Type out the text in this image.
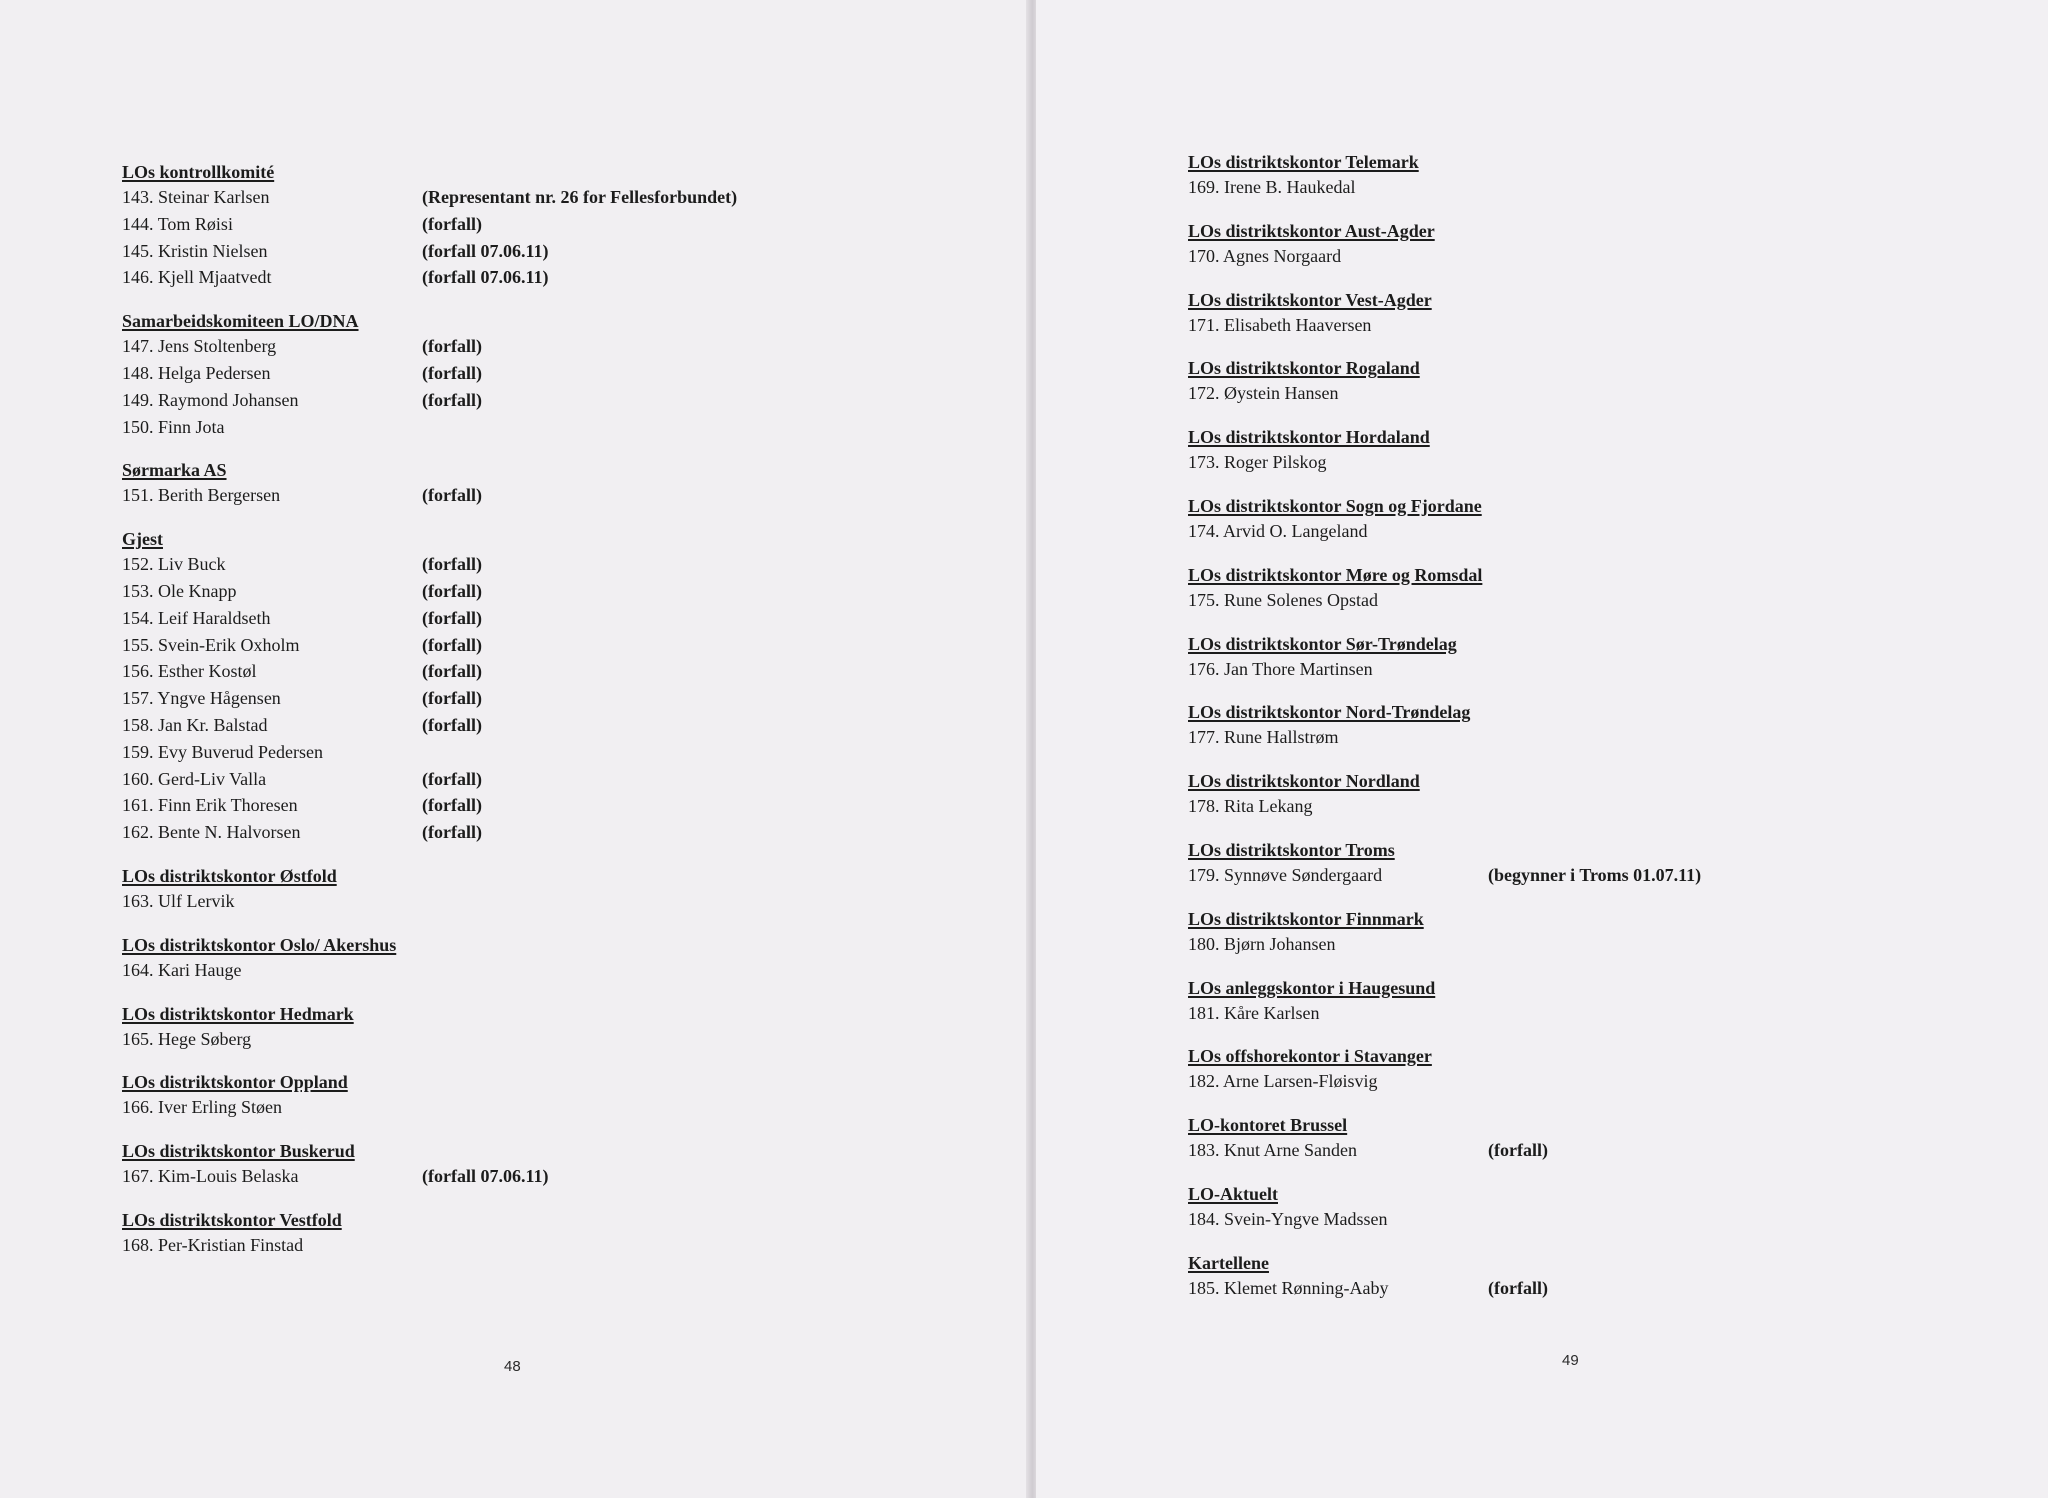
LOs kontrollkomité
143. Steinar Karlsen	(Representant nr. 26 for Fellesforbundet)
144. Tom Røisi	(forfall)
145. Kristin Nielsen	(forfall 07.06.11)
146. Kjell Mjaatvedt	(forfall 07.06.11)
Samarbeidskomiteen LO/DNA
147. Jens Stoltenberg	(forfall)
148. Helga Pedersen	(forfall)
149. Raymond Johansen	(forfall)
150. Finn Jota
Sørmarka AS
151. Berith Bergersen	(forfall)
Gjest
152. Liv Buck	(forfall)
153. Ole Knapp	(forfall)
154. Leif Haraldseth	(forfall)
155. Svein-Erik Oxholm	(forfall)
156. Esther Kostøl	(forfall)
157. Yngve Hågensen	(forfall)
158. Jan Kr. Balstad	(forfall)
159. Evy Buverud Pedersen
160. Gerd-Liv Valla	(forfall)
161. Finn Erik Thoresen	(forfall)
162. Bente N. Halvorsen	(forfall)
LOs distriktskontor Østfold
163. Ulf Lervik
LOs distriktskontor Oslo/ Akershus
164. Kari Hauge
LOs distriktskontor Hedmark
165. Hege Søberg
LOs distriktskontor Oppland
166. Iver Erling Støen
LOs distriktskontor Buskerud
167. Kim-Louis Belaska	(forfall 07.06.11)
LOs distriktskontor Vestfold
168. Per-Kristian Finstad
48	49
LOs distriktskontor Telemark
169. Irene B. Haukedal
LOs distriktskontor Aust-Agder
170. Agnes Norgaard
LOs distriktskontor Vest-Agder
171. Elisabeth Haaversen
LOs distriktskontor Rogaland
172. Øystein Hansen
LOs distriktskontor Hordaland
173. Roger Pilskog
LOs distriktskontor Sogn og Fjordane
174. Arvid O. Langeland
LOs distriktskontor Møre og Romsdal
175. Rune Solenes Opstad
LOs distriktskontor Sør-Trøndelag
176. Jan Thore Martinsen
LOs distriktskontor Nord-Trøndelag
177. Rune Hallstrøm
LOs distriktskontor Nordland
178. Rita Lekang
LOs distriktskontor Troms
179. Synnøve Søndergaard	(begynner i Troms 01.07.11)
LOs distriktskontor Finnmark
180. Bjørn Johansen
LOs anleggskontor i Haugesund
181. Kåre Karlsen
LOs offshorekontor i Stavanger
182. Arne Larsen-Fløisvig
LO-kontoret Brussel
183. Knut Arne Sanden	(forfall)
LO-Aktuelt
184. Svein-Yngve Madssen
Kartellene
185. Klemet Rønning-Aaby	(forfall)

## Goal of the exercise
Go through the listing above and quote it exactly, apart from its images.

## Final result
Type out the text in this image.
LOs kontrollkomité
143. Steinar Karlsen	(Representant nr. 26 for Fellesforbundet)
144. Tom Røisi	(forfall)
145. Kristin Nielsen	(forfall 07.06.11)
146. Kjell Mjaatvedt	(forfall 07.06.11)
Samarbeidskomiteen LO/DNA
147. Jens Stoltenberg	(forfall)
148. Helga Pedersen	(forfall)
149. Raymond Johansen	(forfall)
150. Finn Jota
Sørmarka AS
151. Berith Bergersen	(forfall)
Gjest
152. Liv Buck	(forfall)
153. Ole Knapp	(forfall)
154. Leif Haraldseth	(forfall)
155. Svein-Erik Oxholm	(forfall)
156. Esther Kostøl	(forfall)
157. Yngve Hågensen	(forfall)
158. Jan Kr. Balstad	(forfall)
159. Evy Buverud Pedersen
160. Gerd-Liv Valla	(forfall)
161. Finn Erik Thoresen	(forfall)
162. Bente N. Halvorsen	(forfall)
LOs distriktskontor Østfold
163. Ulf Lervik
LOs distriktskontor Oslo/ Akershus
164. Kari Hauge
LOs distriktskontor Hedmark
165. Hege Søberg
LOs distriktskontor Oppland
166. Iver Erling Støen
LOs distriktskontor Buskerud
167. Kim-Louis Belaska	(forfall 07.06.11)
LOs distriktskontor Vestfold
168. Per-Kristian Finstad
48	49
LOs distriktskontor Telemark
169. Irene B. Haukedal
LOs distriktskontor Aust-Agder
170. Agnes Norgaard
LOs distriktskontor Vest-Agder
171. Elisabeth Haaversen
LOs distriktskontor Rogaland
172. Øystein Hansen
LOs distriktskontor Hordaland
173. Roger Pilskog
LOs distriktskontor Sogn og Fjordane
174. Arvid O. Langeland
LOs distriktskontor Møre og Romsdal
175. Rune Solenes Opstad
LOs distriktskontor Sør-Trøndelag
176. Jan Thore Martinsen
LOs distriktskontor Nord-Trøndelag
177. Rune Hallstrøm
LOs distriktskontor Nordland
178. Rita Lekang
LOs distriktskontor Troms
179. Synnøve Søndergaard	(begynner i Troms 01.07.11)
LOs distriktskontor Finnmark
180. Bjørn Johansen
LOs anleggskontor i Haugesund
181. Kåre Karlsen
LOs offshorekontor i Stavanger
182. Arne Larsen-Fløisvig
LO-kontoret Brussel
183. Knut Arne Sanden	(forfall)
LO-Aktuelt
184. Svein-Yngve Madssen
Kartellene
185. Klemet Rønning-Aaby	(forfall)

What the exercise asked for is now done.